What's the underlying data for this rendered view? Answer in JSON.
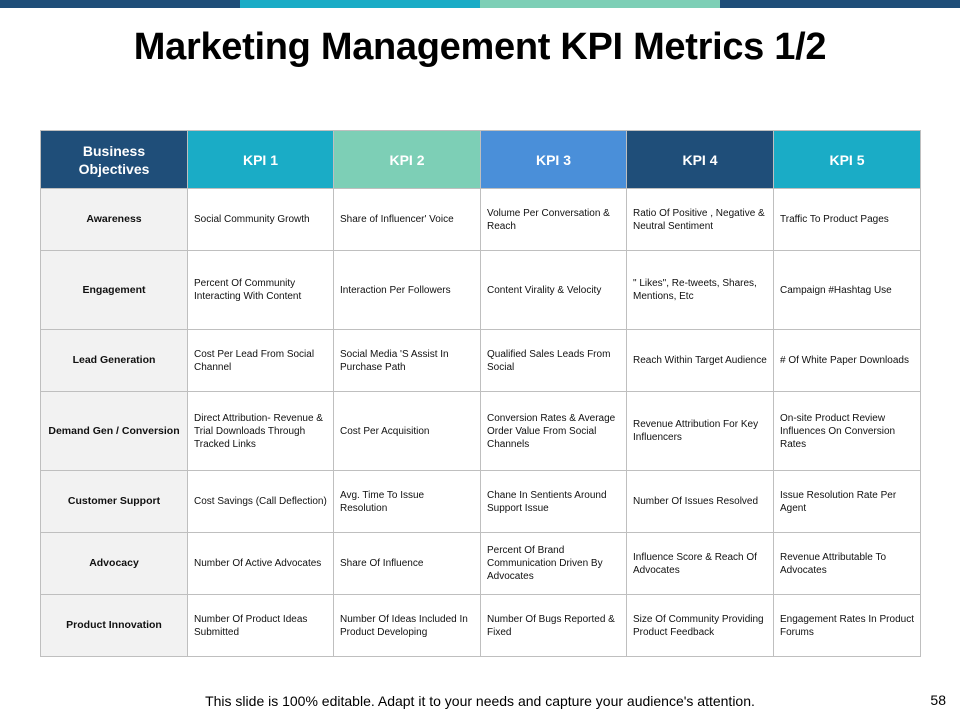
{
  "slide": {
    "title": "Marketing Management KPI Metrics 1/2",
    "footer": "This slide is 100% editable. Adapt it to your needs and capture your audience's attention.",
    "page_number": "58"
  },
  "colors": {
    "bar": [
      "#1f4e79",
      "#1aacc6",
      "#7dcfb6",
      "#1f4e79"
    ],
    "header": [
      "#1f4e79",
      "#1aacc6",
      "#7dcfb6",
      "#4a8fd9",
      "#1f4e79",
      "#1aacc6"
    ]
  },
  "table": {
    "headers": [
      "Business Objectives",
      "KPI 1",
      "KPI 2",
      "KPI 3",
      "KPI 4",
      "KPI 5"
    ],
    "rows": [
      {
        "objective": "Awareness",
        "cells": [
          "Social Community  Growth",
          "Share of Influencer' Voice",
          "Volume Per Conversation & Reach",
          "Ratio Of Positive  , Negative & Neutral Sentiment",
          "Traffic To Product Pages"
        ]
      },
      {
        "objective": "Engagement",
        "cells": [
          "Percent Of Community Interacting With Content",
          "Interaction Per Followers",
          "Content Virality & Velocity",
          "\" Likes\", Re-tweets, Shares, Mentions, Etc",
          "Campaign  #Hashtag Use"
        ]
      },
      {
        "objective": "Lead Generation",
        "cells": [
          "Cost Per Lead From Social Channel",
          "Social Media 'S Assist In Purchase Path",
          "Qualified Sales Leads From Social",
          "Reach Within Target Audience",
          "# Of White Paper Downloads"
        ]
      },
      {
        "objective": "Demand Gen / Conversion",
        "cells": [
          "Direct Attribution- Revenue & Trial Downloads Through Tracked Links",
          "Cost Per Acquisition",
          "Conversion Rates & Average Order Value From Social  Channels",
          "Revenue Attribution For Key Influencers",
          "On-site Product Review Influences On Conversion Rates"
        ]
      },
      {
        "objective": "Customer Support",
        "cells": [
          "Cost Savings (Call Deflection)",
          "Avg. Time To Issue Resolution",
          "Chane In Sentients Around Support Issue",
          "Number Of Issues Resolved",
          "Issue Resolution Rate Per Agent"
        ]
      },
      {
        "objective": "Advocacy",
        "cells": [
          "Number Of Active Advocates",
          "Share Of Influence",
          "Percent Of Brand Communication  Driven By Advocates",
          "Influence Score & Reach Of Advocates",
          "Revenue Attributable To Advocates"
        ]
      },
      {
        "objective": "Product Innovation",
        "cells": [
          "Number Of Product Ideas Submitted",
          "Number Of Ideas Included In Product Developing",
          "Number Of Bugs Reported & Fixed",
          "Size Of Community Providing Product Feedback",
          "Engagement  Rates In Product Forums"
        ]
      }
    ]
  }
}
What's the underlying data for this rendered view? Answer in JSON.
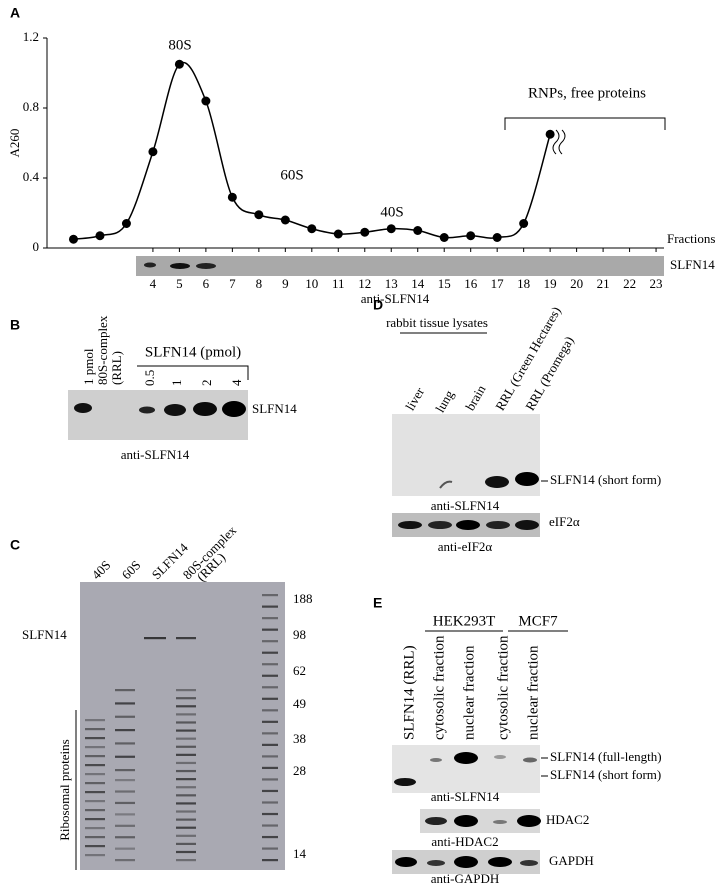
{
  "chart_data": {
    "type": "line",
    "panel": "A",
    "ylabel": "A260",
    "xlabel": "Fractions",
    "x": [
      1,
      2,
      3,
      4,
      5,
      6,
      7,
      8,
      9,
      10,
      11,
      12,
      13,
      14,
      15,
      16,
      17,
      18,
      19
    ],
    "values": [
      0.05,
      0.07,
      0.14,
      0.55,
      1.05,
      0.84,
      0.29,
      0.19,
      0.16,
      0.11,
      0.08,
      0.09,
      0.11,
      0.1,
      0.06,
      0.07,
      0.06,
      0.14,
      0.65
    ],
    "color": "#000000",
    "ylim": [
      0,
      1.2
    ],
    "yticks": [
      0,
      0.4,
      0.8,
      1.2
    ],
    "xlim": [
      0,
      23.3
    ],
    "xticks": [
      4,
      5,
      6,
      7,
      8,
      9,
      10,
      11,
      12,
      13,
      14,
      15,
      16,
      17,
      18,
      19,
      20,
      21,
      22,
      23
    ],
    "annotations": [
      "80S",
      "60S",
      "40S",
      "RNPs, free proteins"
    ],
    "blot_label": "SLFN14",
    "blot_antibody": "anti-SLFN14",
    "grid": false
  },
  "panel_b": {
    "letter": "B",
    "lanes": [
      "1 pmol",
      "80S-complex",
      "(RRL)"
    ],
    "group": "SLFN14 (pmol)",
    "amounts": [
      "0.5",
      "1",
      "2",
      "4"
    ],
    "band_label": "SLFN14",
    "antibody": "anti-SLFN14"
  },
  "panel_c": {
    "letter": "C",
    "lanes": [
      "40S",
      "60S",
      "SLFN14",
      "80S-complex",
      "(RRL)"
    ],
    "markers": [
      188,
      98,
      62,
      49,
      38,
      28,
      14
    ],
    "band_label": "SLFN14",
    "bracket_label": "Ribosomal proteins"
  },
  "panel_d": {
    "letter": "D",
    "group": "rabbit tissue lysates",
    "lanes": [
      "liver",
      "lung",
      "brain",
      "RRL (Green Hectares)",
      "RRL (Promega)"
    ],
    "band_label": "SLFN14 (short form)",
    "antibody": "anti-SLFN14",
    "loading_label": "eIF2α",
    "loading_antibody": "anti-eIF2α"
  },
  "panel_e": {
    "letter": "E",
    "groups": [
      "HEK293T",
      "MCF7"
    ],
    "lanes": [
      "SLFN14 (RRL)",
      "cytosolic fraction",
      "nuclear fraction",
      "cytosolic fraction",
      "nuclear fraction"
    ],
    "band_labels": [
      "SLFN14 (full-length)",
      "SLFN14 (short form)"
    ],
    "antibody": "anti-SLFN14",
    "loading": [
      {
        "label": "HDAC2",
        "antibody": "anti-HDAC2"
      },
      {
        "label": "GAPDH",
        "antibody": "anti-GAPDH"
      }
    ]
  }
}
—————
■ PROBLEM REQUIREMENTS
Check each line above for the string "Percent" and show the ones that have it.

■ WRITTEN SOLUTION
          "Percent Of Community Interacting With Content",
          "Percent Of Brand Communication  Driven By Advocates",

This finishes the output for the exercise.